Pick out each line with the word "Engage" from the material that follows.

╭─ Supplied entries

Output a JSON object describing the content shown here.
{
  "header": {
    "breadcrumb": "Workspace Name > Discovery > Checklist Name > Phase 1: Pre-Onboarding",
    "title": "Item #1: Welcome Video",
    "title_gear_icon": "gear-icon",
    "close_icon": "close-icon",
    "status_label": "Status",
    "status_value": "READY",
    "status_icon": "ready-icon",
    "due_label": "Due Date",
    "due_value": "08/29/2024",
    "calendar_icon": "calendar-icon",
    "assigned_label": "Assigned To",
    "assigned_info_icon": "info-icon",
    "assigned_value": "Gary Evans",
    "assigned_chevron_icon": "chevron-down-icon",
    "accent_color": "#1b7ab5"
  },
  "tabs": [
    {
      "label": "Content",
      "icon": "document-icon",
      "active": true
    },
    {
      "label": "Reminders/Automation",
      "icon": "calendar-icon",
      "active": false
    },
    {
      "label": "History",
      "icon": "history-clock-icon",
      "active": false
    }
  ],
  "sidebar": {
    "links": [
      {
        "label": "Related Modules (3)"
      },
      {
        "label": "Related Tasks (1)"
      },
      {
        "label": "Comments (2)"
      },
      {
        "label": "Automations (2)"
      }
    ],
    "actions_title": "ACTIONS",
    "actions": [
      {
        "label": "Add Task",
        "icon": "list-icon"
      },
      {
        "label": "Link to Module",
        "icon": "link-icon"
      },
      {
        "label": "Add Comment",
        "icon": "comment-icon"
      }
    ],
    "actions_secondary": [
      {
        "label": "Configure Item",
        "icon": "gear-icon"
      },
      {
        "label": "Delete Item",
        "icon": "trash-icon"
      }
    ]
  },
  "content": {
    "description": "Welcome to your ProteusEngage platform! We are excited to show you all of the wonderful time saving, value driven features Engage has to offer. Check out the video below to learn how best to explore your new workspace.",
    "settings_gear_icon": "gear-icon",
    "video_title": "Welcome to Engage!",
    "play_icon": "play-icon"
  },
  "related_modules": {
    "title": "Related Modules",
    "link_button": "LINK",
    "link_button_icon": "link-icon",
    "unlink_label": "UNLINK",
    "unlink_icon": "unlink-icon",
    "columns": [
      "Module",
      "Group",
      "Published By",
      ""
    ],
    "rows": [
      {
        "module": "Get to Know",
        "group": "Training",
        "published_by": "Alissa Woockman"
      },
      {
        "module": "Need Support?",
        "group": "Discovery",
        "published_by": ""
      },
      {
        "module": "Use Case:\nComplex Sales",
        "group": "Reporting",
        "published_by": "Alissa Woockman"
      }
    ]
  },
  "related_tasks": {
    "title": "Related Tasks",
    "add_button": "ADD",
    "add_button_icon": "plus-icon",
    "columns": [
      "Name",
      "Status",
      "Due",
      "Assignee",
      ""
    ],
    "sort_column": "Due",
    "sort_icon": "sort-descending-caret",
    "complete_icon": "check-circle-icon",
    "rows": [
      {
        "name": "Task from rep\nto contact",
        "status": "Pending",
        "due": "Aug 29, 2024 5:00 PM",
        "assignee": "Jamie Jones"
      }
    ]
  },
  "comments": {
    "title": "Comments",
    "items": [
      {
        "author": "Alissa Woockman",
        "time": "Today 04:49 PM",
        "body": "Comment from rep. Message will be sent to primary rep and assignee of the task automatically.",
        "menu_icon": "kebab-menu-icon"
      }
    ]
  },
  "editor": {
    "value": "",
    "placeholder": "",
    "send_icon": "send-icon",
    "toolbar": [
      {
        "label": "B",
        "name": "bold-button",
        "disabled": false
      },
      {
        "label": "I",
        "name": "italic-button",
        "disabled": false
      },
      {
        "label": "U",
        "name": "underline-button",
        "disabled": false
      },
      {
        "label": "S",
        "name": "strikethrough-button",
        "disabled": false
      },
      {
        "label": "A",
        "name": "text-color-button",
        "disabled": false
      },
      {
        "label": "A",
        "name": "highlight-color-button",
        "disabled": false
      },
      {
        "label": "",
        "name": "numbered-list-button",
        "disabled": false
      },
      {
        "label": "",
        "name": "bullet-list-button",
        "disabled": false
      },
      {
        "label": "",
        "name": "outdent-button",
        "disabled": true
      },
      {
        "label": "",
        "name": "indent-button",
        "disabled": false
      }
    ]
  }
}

╰─

> _Expected answer_
    "description": "Welcome to your ProteusEngage platform! We are excited to show you all of the wonderful time saving, value driven features Engage has to offer. Check out the video below to learn how best to explore your new workspace.",
    "video_title": "Welcome to Engage!",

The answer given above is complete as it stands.